— Task requirements —
Wherever a line holds the word "complet", copy that line out.

Stored data entries
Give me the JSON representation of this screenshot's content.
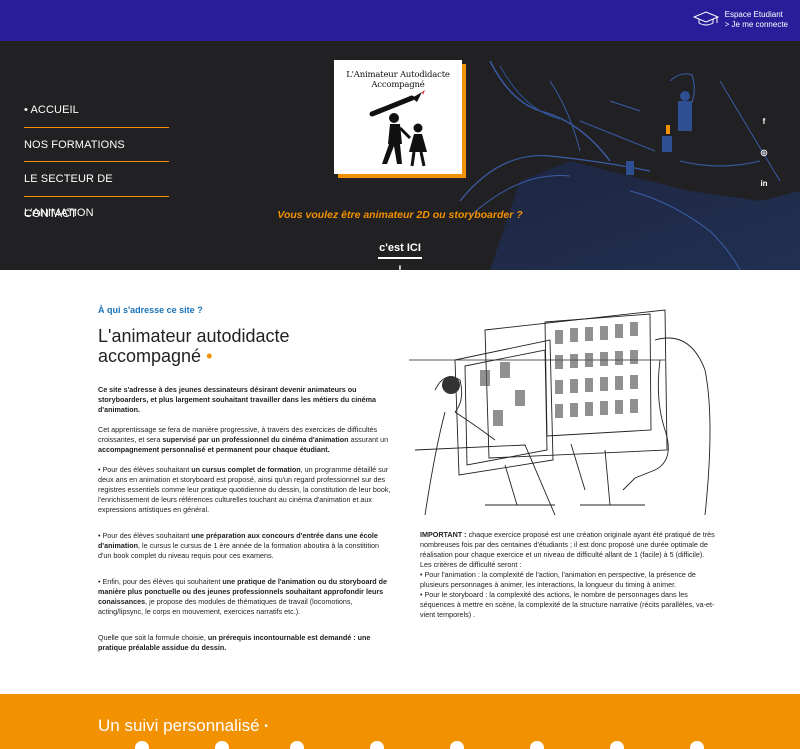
{
  "header": {
    "student_line1": "Espace Etudiant",
    "student_line2": "> Je me connecte",
    "logo_text": "L'Animateur Autodidacte Accompagné"
  },
  "nav": {
    "items": [
      {
        "label": "• ACCUEIL"
      },
      {
        "label": "NOS FORMATIONS"
      },
      {
        "label": "LE SECTEUR DE L'ANIMATION"
      },
      {
        "label": "CONTACT"
      }
    ]
  },
  "social": {
    "facebook": "f",
    "instagram": "◎",
    "linkedin": "in"
  },
  "hero": {
    "tagline": "Vous voulez être animateur 2D ou storyboarder ?",
    "cta": "c'est ICI !"
  },
  "intro": {
    "eyebrow": "À qui s'adresse ce site ?",
    "title": "L'animateur autodidacte accompagné",
    "title_dot": "•"
  },
  "body": {
    "p1_bold": "Ce site s'adresse à des jeunes dessinateurs désirant devenir animateurs ou storyboarders, et plus largement souhaitant travailler dans les métiers du cinéma d'animation.",
    "p2_a": "Cet apprentissage se fera de manière progressive, à travers des exercices de difficultés croissantes, et sera ",
    "p2_b": "supervisé par un professionnel du cinéma d'animation",
    "p2_c": " assurant un ",
    "p2_d": "accompagnement personnalisé et permanent pour chaque étudiant.",
    "p3_a": "• Pour des élèves souhaitant ",
    "p3_b": "un cursus complet de formation",
    "p3_c": ", un programme détaillé sur deux ans en animation et storyboard est proposé, ainsi qu'un regard professionnel sur des registres essentiels comme leur pratique quotidienne du dessin, la constitution de leur book, l'enrichissement de leurs références culturelles touchant au cinéma d'animation et aux expressions artistiques en général.",
    "p4_a": "• Pour des élèves souhaitant ",
    "p4_b": "une préparation aux concours d'entrée dans une école d'animation",
    "p4_c": ", le cursus le cursus de 1 ère année de la formation aboutira à la constitition d'un book complet du niveau requis pour ces examens.",
    "p5_a": "• Enfin, pour des élèves qui souhaitent ",
    "p5_b": "une pratique de l'animation ou du storyboard de manière plus ponctuelle ou des jeunes professionnels souhaitant approfondir leurs conaissances",
    "p5_c": ", je propose des modules de thématiques de travail (locomotions, acting/lipsync, le corps en mouvement, exercices narratifs etc.).",
    "p6_a": "Quelle que soit la formule choisie, ",
    "p6_b": "un prérequis incontournable est demandé : une pratique préalable assidue du dessin."
  },
  "important": {
    "label": "IMPORTANT :",
    "text": " chaque exercice proposé est une création originale ayant été pratiqué de très nombreuses fois par des centaines d'étudiants ; il est donc proposé une durée optimale de réalisation pour chaque exercice et un niveau de difficulté allant de 1 (facile) à 5 (difficile). Les critères de difficulté seront :",
    "bullet1": "• Pour l'animation : la complexité de l'action, l'animation en perspective, la présence de plusieurs personnages à animer, les interactions, la longueur du timing à animer.",
    "bullet2": "• Pour le storyboard : la complexité des actions, le nombre de personnages dans les séquences à mettre en scène, la complexité de la structure narrative (récits parallèles, va-et-vient temporels) ."
  },
  "followup": {
    "title": "Un suivi personnalisé",
    "dot": "•"
  },
  "colors": {
    "purple": "#2a1d9a",
    "orange": "#f39200",
    "dark": "#212023",
    "blue": "#1a73b8"
  }
}
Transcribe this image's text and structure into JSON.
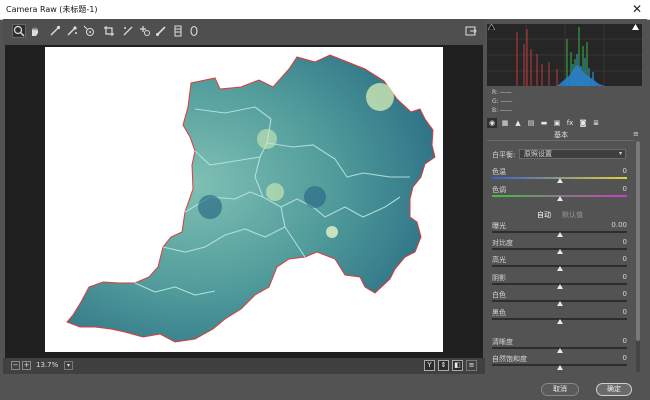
{
  "window": {
    "title": "Camera Raw (未标题-1)",
    "close_glyph": "✕"
  },
  "toolbar": {
    "tools": [
      {
        "name": "zoom-tool-icon",
        "glyph": "⌕"
      },
      {
        "name": "hand-tool-icon",
        "glyph": "✋"
      },
      {
        "name": "white-balance-tool-icon",
        "glyph": "⚲"
      },
      {
        "name": "color-sampler-tool-icon",
        "glyph": "⚲"
      },
      {
        "name": "targeted-adjustment-tool-icon",
        "glyph": "◎"
      },
      {
        "name": "crop-tool-icon",
        "glyph": "⌗"
      },
      {
        "name": "straighten-tool-icon",
        "glyph": "⟋"
      },
      {
        "name": "spot-removal-tool-icon",
        "glyph": "✚"
      },
      {
        "name": "adjustment-brush-icon",
        "glyph": "✎"
      },
      {
        "name": "graduated-filter-icon",
        "glyph": "▥"
      },
      {
        "name": "radial-filter-icon",
        "glyph": "◯"
      },
      {
        "name": "open-preferences-icon",
        "glyph": "⇥"
      }
    ]
  },
  "status": {
    "zoom_value": "13.7%",
    "view_buttons": [
      "Y",
      "⇕",
      "◧",
      "≡"
    ]
  },
  "histogram": {
    "rgb_readout": [
      "R:  ——",
      "G:  ——",
      "B:  ——"
    ]
  },
  "panel": {
    "section_title": "基本",
    "white_balance_label": "白平衡:",
    "white_balance_value": "原照设置",
    "auto_label": "自动",
    "default_label": "默认值",
    "sliders": [
      {
        "key": "temperature",
        "label": "色温",
        "value": "0",
        "thumb": 0.5
      },
      {
        "key": "tint",
        "label": "色调",
        "value": "0",
        "thumb": 0.5
      },
      {
        "key": "exposure",
        "label": "曝光",
        "value": "0.00",
        "thumb": 0.5
      },
      {
        "key": "contrast",
        "label": "对比度",
        "value": "0",
        "thumb": 0.5
      },
      {
        "key": "highlights",
        "label": "高光",
        "value": "0",
        "thumb": 0.5
      },
      {
        "key": "shadows",
        "label": "阴影",
        "value": "0",
        "thumb": 0.5
      },
      {
        "key": "whites",
        "label": "白色",
        "value": "0",
        "thumb": 0.5
      },
      {
        "key": "blacks",
        "label": "黑色",
        "value": "0",
        "thumb": 0.5
      },
      {
        "key": "clarity",
        "label": "清晰度",
        "value": "0",
        "thumb": 0.5
      },
      {
        "key": "vibrance",
        "label": "自然饱和度",
        "value": "0",
        "thumb": 0.5
      }
    ]
  },
  "buttons": {
    "cancel": "取消",
    "ok": "确定"
  },
  "colors": {
    "map_fill": "#4f9a9a",
    "map_edge": "#e03a3a",
    "map_inner": "#b7e5e1"
  }
}
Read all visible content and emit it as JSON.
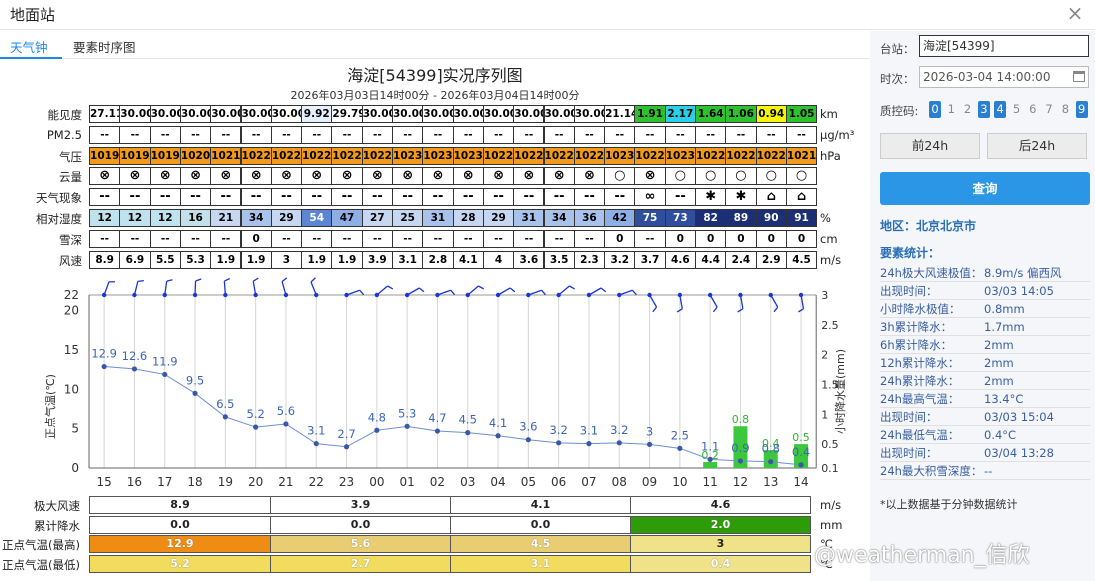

— Exercise answer —
    "p3_b": "un cursus complet de formation",
    "p4_c": ", le cursus le cursus de 1 ère année de la formation aboutira à la constitition d'un book complet du niveau requis pour ces examens.",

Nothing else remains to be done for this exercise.